— Start of Listed entries —

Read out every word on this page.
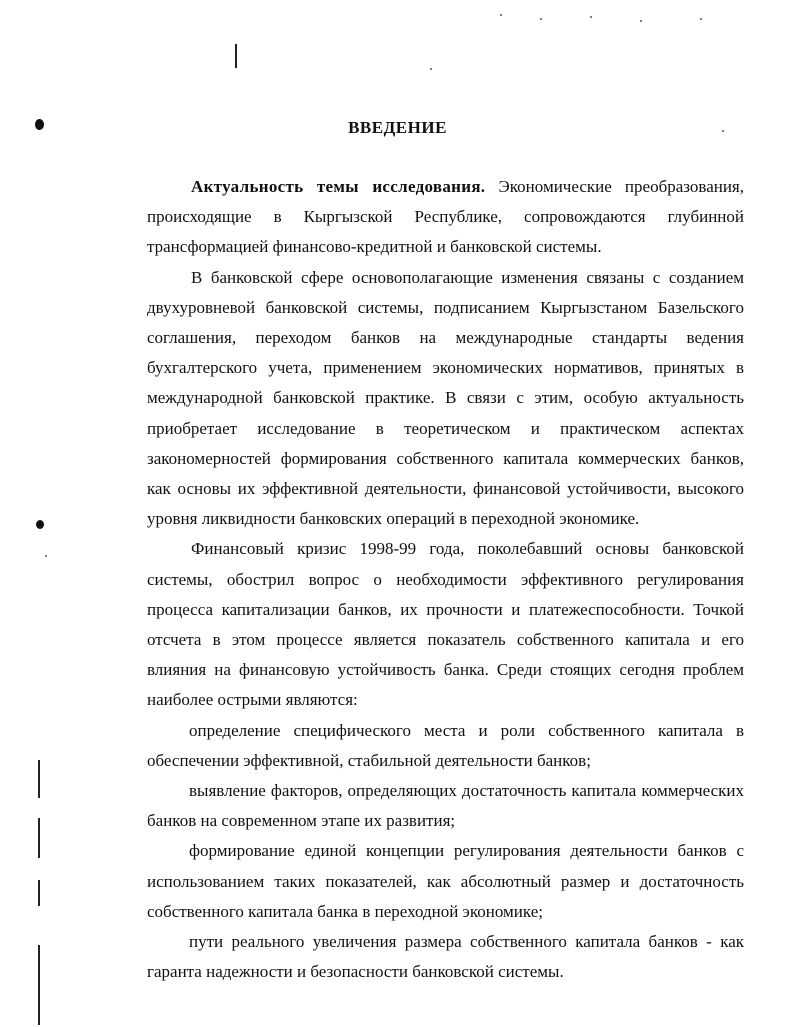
ВВЕДЕНИЕ

Актуальность темы исследования. Экономические преобразования, происходящие в Кыргызской Республике, сопровождаются глубинной трансформацией финансово-кредитной и банковской системы.

В банковской сфере основополагающие изменения связаны с созданием двухуровневой банковской системы, подписанием Кыргызстаном Базельского соглашения, переходом банков на международные стандарты ведения бухгалтерского учета, применением экономических нормативов, принятых в международной банковской практике. В связи с этим, особую актуальность приобретает исследование в теоретическом и практическом аспектах закономерностей формирования собственного капитала коммерческих банков, как основы их эффективной деятельности, финансовой устойчивости, высокого уровня ликвидности банковских операций в переходной экономике.

Финансовый кризис 1998-99 года, поколебавший основы банковской системы, обострил вопрос о необходимости эффективного регулирования процесса капитализации банков, их прочности и платежеспособности. Точкой отсчета в этом процессе является показатель собственного капитала и его влияния на финансовую устойчивость банка. Среди стоящих сегодня проблем наиболее острыми являются:

определение специфического места и роли собственного капитала в обеспечении эффективной, стабильной деятельности банков;

выявление факторов, определяющих достаточность капитала коммерческих банков на современном этапе их развития;

формирование единой концепции регулирования деятельности банков с использованием таких показателей, как абсолютный размер и достаточность собственного капитала банка в переходной экономике;

пути реального увеличения размера собственного капитала банков - как гаранта надежности и безопасности банковской системы.
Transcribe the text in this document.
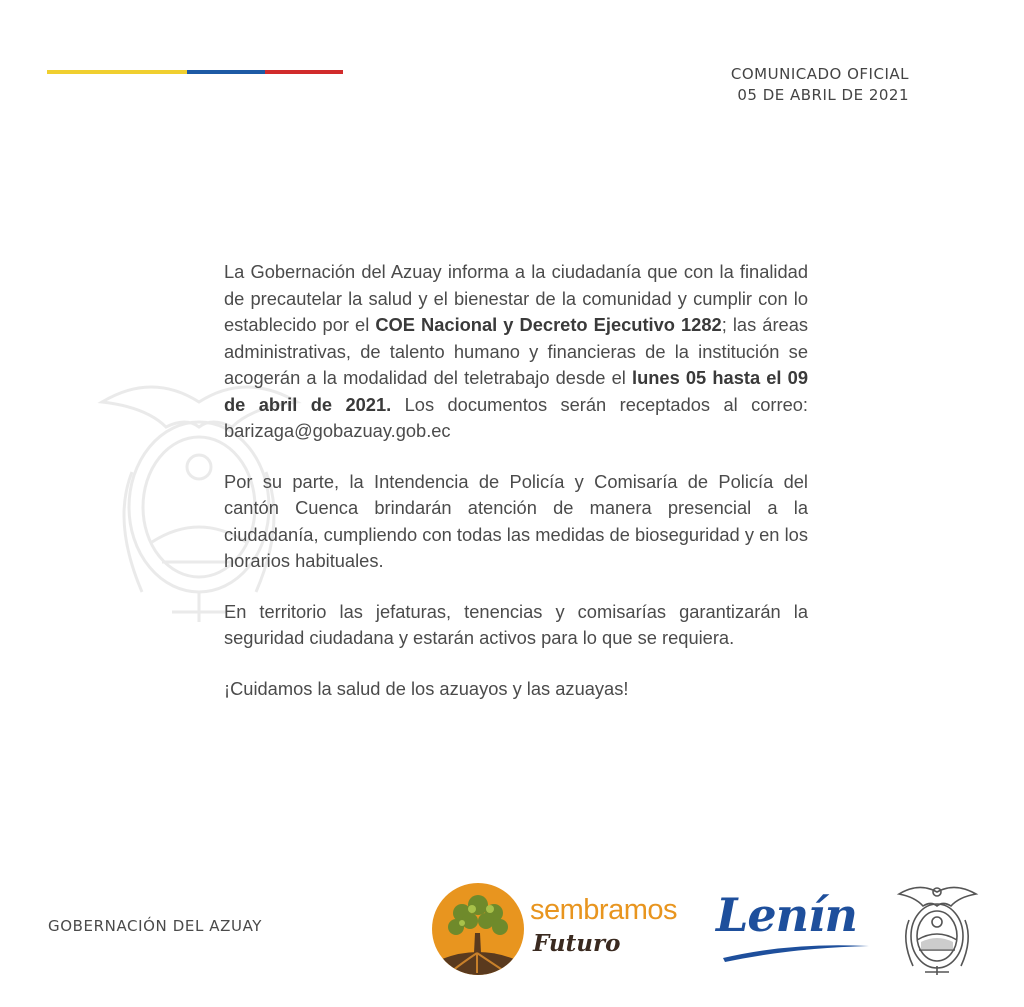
COMUNICADO OFICIAL
05 DE ABRIL DE 2021

La Gobernación del Azuay informa a la ciudadanía que con la finalidad de precautelar la salud y el bienestar de la comunidad y cumplir con lo establecido por el COE Nacional y Decreto Ejecutivo 1282; las áreas administrativas, de talento humano y financieras de la institución se acogerán a la modalidad del teletrabajo desde el lunes 05 hasta el 09 de abril de 2021. Los documentos serán receptados al correo: barizaga@gobazuay.gob.ec

Por su parte, la Intendencia de Policía y Comisaría de Policía del cantón Cuenca brindarán atención de manera presencial a la ciudadanía, cumpliendo con todas las medidas de bioseguridad y en los horarios habituales.

En territorio las jefaturas, tenencias y comisarías garantizarán la seguridad ciudadana y estarán activos para lo que se requiera.

¡Cuidamos la salud de los azuayos y las azuayas!

GOBERNACIÓN DEL AZUAY	sembramos
Futuro
Lenín
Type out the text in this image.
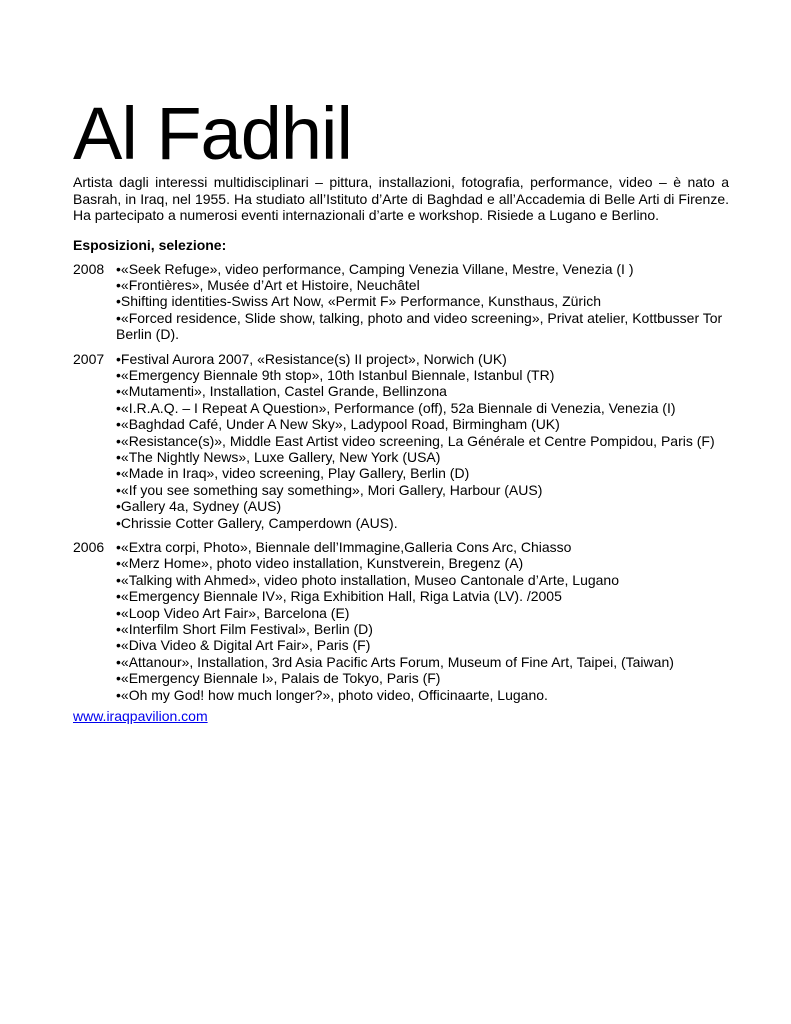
Al Fadhil

Artista dagli interessi multidisciplinari – pittura, installazioni, fotografia, performance, video – è nato a Basrah, in Iraq, nel 1955. Ha studiato all’Istituto d’Arte di Baghdad e all’Accademia di Belle Arti di Firenze. Ha partecipato a numerosi eventi internazionali d’arte e workshop. Risiede a Lugano e Berlino.

Esposizioni, selezione:

2008 •«Seek Refuge», video performance, Camping Venezia Villane, Mestre, Venezia (I )
•«Frontières», Musée d’Art et Histoire, Neuchâtel
•Shifting identities-Swiss Art Now, «Permit F» Performance, Kunsthaus, Zürich
•«Forced residence, Slide show, talking, photo and video screening», Privat atelier, Kottbusser Tor Berlin (D).
2007 •Festival Aurora 2007, «Resistance(s) II project», Norwich (UK)
•«Emergency Biennale 9th stop», 10th Istanbul Biennale, Istanbul (TR)
•«Mutamenti», Installation, Castel Grande, Bellinzona
•«I.R.A.Q. – I Repeat A Question», Performance (off), 52a Biennale di Venezia, Venezia (I)
•«Baghdad Café, Under A New Sky», Ladypool Road, Birmingham (UK)
•«Resistance(s)», Middle East Artist video screening, La Générale et Centre Pompidou, Paris (F)
•«The Nightly News», Luxe Gallery, New York (USA)
•«Made in Iraq», video screening, Play Gallery, Berlin (D)
•«If you see something say something», Mori Gallery, Harbour (AUS)
•Gallery 4a, Sydney (AUS)
•Chrissie Cotter Gallery, Camperdown (AUS).
2006 •«Extra corpi, Photo», Biennale dell’Immagine,Galleria Cons Arc, Chiasso
•«Merz Home», photo video installation, Kunstverein, Bregenz (A)
•«Talking with Ahmed», video photo installation, Museo Cantonale d’Arte, Lugano
•«Emergency Biennale IV», Riga Exhibition Hall, Riga Latvia (LV). /2005
•«Loop Video Art Fair», Barcelona (E)
•«Interfilm Short Film Festival», Berlin (D)
•«Diva Video & Digital Art Fair», Paris (F)
•«Attanour», Installation, 3rd Asia Pacific Arts Forum, Museum of Fine Art, Taipei, (Taiwan)
•«Emergency Biennale I», Palais de Tokyo, Paris (F)
•«Oh my God! how much longer?», photo video, Officinaarte, Lugano.
www.iraqpavilion.com
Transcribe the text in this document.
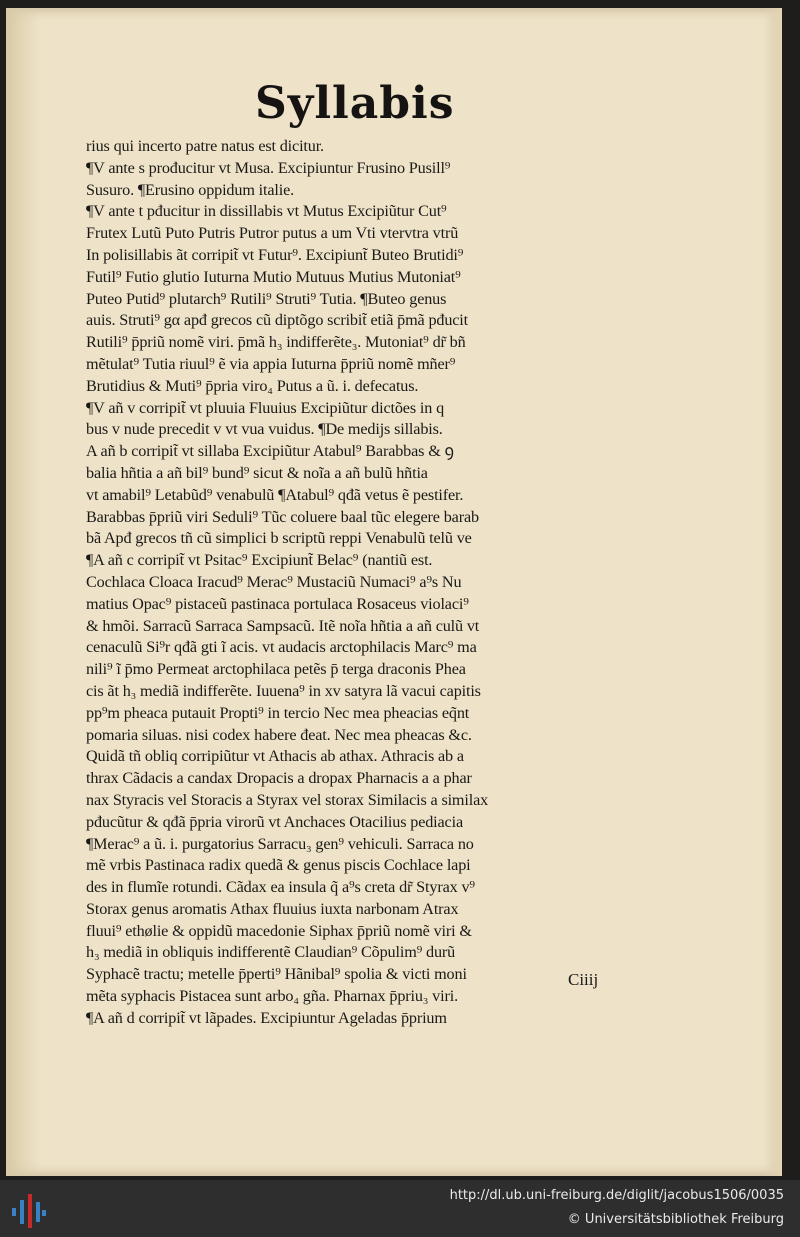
Syllabis
rius qui incerto patre natus est dicitur.
¶V ante s prođucitur vt Musa. Excipiuntur Frusino Pusill⁹
Susuro. ¶Erusino oppidum italie.
¶V ante t pđucitur in dissillabis vt Mutus Excipiũtur Cut⁹
Frutex Lutũ Puto Putris Putror putus a um Vti vtervtra vtrũ
In polisillabis ãt corripit̃ vt Futur⁹. Excipiunt̃ Buteo Brutidi⁹
Futil⁹ Futio glutio Iuturna Mutio Mutuus Mutius Mutoniat⁹
Puteo Putid⁹ plutarch⁹ Rutili⁹ Struti⁹ Tutia. ¶Buteo genus
auis. Struti⁹ gα apđ grecos cũ diptõgo scribit̃ etiã p̄mã pđucit
Rutili⁹ p̄priũ nomẽ viri. p̄mã h₃ indifferẽte₃. Mutoniat⁹ dr̃ bñ
mẽtulat⁹ Tutia riuul⁹ ẽ via appia Iuturna p̄priũ nomẽ mñer⁹
Brutidius & Muti⁹ p̄pria viro₄ Putus a ũ. i. defecatus.
¶V añ v corripit̃ vt pluuia Fluuius Excipiũtur dictões in q
bus v nude precedit v vt vua vuidus. ¶De medijs sillabis.
A añ b corripit̃ vt sillaba Excipiũtur Atabul⁹ Barabbas & ꝯ
balia hñtia a añ bil⁹ bund⁹ sicut & noĩa a añ bulũ hñtia
vt amabil⁹ Letabũd⁹ venabulũ ¶Atabul⁹ qđã vetus ẽ pestifer.
Barabbas p̄priũ viri Seduli⁹ Tũc coluere baal tũc elegere barab
bã Apđ grecos tñ cũ simplici b scriptũ reppi Venabulũ telũ ve
¶A añ c corripit̃ vt Psitac⁹ Excipiunt̃ Belac⁹ (nantiũ est.
Cochlaca Cloaca Iracud⁹ Merac⁹ Mustaciũ Numaci⁹ a⁹s Nu
matius Opac⁹ pistaceũ pastinaca portulaca Rosaceus violaci⁹
& hmõi. Sarracũ Sarraca Sampsacũ. Itẽ noĩa hñtia a añ culũ vt
cenaculũ Si⁹r qđã gti ĩ acis. vt audacis arctophilacis Marc⁹ ma
nili⁹ ĩ p̄mo Permeat arctophilaca petẽs p̄ terga draconis Phea
cis ãt h₃ mediã indifferẽte. Iuuena⁹ in xv satyra lã vacui capitis
pp⁹m pheaca putauit Propti⁹ in tercio Nec mea pheacias eq̃nt
pomaria siluas. nisi codex habere đeat. Nec mea pheacas &c.
Quidã tñ obliq corripiũtur vt Athacis ab athax. Athracis ab a
thrax Cãdacis a candax Dropacis a dropax Pharnacis a a phar
nax Styracis vel Storacis a Styrax vel storax Similacis a similax
pđucũtur & qđã p̄pria virorũ vt Anchaces Otacilius pediacia
¶Merac⁹ a ũ. i. purgatorius Sarracu₃ gen⁹ vehiculi. Sarraca no
mẽ vrbis Pastinaca radix quedã & genus piscis Cochlace lapi
des in flumĩe rotundi. Cãdax ea insula q̃ a⁹s creta dr̃ Styrax v⁹
Storax genus aromatis Athax fluuius iuxta narbonam Atrax
fluui⁹ ethølie & oppidũ macedonie Siphax p̄priũ nomẽ viri &
h₃ mediã in obliquis indifferentẽ Claudian⁹ Cõpulim⁹ durũ
Syphacẽ tractu; metelle p̄perti⁹ Hãnibal⁹ spolia & victi moni
mẽta syphacis Pistacea sunt arbo₄ gña. Pharnax p̄priu₃ viri.
¶A añ d corripit̃ vt lãpades. Excipiuntur Ageladas p̄prium
Ciiij
http://dl.ub.uni-freiburg.de/diglit/jacobus1506/0035
© Universitätsbibliothek Freiburg
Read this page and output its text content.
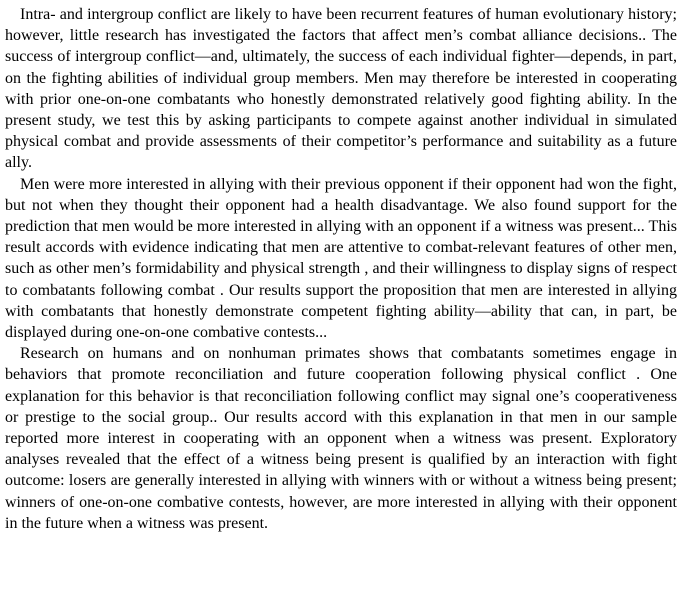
Intra- and intergroup conflict are likely to have been recurrent features of human evolutionary history; however, little research has investigated the factors that affect men’s combat alliance decisions.. The success of intergroup conflict—and, ultimately, the success of each individual fighter—depends, in part, on the fighting abilities of individual group members. Men may therefore be interested in cooperating with prior one-on-one combatants who honestly demonstrated relatively good fighting ability. In the present study, we test this by asking participants to compete against another individual in simulated physical combat and provide assessments of their competitor’s performance and suitability as a future ally.

Men were more interested in allying with their previous opponent if their opponent had won the fight, but not when they thought their opponent had a health disadvantage. We also found support for the prediction that men would be more interested in allying with an opponent if a witness was present... This result accords with evidence indicating that men are attentive to combat-relevant features of other men, such as other men’s formidability and physical strength , and their willingness to display signs of respect to combatants following combat . Our results support the proposition that men are interested in allying with combatants that honestly demonstrate competent fighting ability—ability that can, in part, be displayed during one-on-one combative contests...

Research on humans and on nonhuman primates shows that combatants sometimes engage in behaviors that promote reconciliation and future cooperation following physical conflict . One explanation for this behavior is that reconciliation following conflict may signal one’s cooperativeness or prestige to the social group.. Our results accord with this explanation in that men in our sample reported more interest in cooperating with an opponent when a witness was present. Exploratory analyses revealed that the effect of a witness being present is qualified by an interaction with fight outcome: losers are generally interested in allying with winners with or without a witness being present; winners of one-on-one combative contests, however, are more interested in allying with their opponent in the future when a witness was present.
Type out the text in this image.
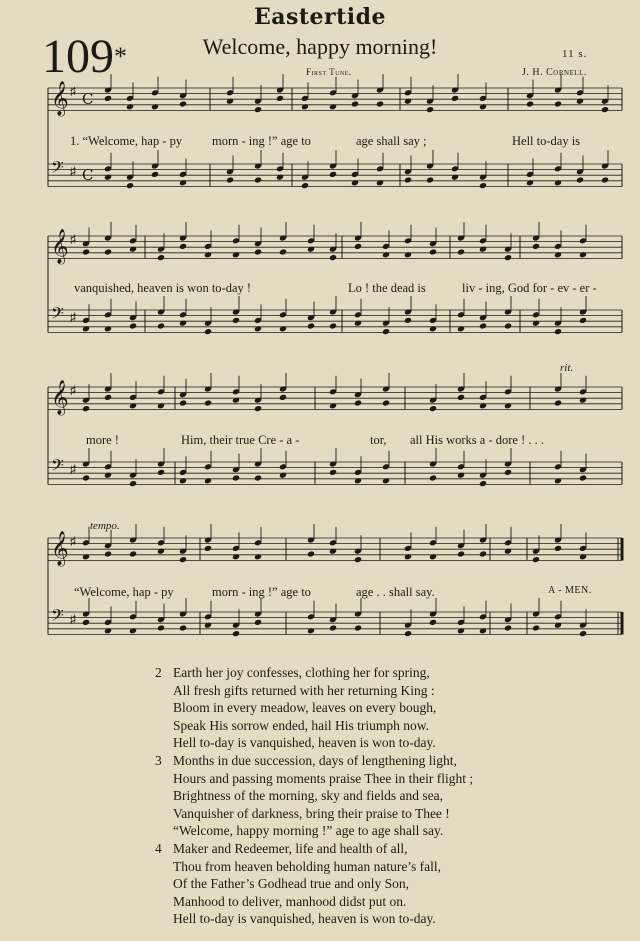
Eastertide
109*	Welcome, happy morning!	11 s.
First Tune.	J. H. Cornell.
𝄞 ♯ C
𝄢 ♯ C
𝄞 ♯
𝄢 ♯
𝄞 ♯
𝄢 ♯
𝄞 ♯
𝄢 ♯
1. “Welcome, hap - py morn - ing !” age to	age shall say ;	Hell to-day is
vanquished, heaven is won to-day !	Lo ! the dead is	liv - ing, God for - ev - er -
more !	Him, their true Cre - a -	tor, all His works a - dore ! . . .
“Welcome, hap - py	morn - ing !” age to	age . . shall say.	A - MEN.
rit.
tempo.
2 Earth her joy confesses, clothing her for spring,
All fresh gifts returned with her returning King :
Bloom in every meadow, leaves on every bough,
Speak His sorrow ended, hail His triumph now.
Hell to-day is vanquished, heaven is won to-day.
3 Months in due succession, days of lengthening light,
Hours and passing moments praise Thee in their flight ;
Brightness of the morning, sky and fields and sea,
Vanquisher of darkness, bring their praise to Thee !
“Welcome, happy morning !” age to age shall say.
4 Maker and Redeemer, life and health of all,
Thou from heaven beholding human nature’s fall,
Of the Father’s Godhead true and only Son,
Manhood to deliver, manhood didst put on.
Hell to-day is vanquished, heaven is won to-day.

— End of Listed entries —

Exercise goal:
Locate and copy each line in the data above that includes the word "fighting".

Exercise response:
Intra- and intergroup conflict are likely to have been recurrent features of human evolutionary history; however, little research has investigated the factors that affect men’s combat alliance decisions.. The success of intergroup conflict—and, ultimately, the success of each individual fighter—depends, in part, on the fighting abilities of individual group members. Men may therefore be interested in cooperating with prior one-on-one combatants who honestly demonstrated relatively good fighting ability. In the present study, we test this by asking participants to compete against another individual in simulated physical combat and provide assessments of their competitor’s performance and suitability as a future ally.
Men were more interested in allying with their previous opponent if their opponent had won the fight, but not when they thought their opponent had a health disadvantage. We also found support for the prediction that men would be more interested in allying with an opponent if a witness was present... This result accords with evidence indicating that men are attentive to combat-relevant features of other men, such as other men’s formidability and physical strength , and their willingness to display signs of respect to combatants following combat . Our results support the proposition that men are interested in allying with combatants that honestly demonstrate competent fighting ability—ability that can, in part, be displayed during one-on-one combative contests...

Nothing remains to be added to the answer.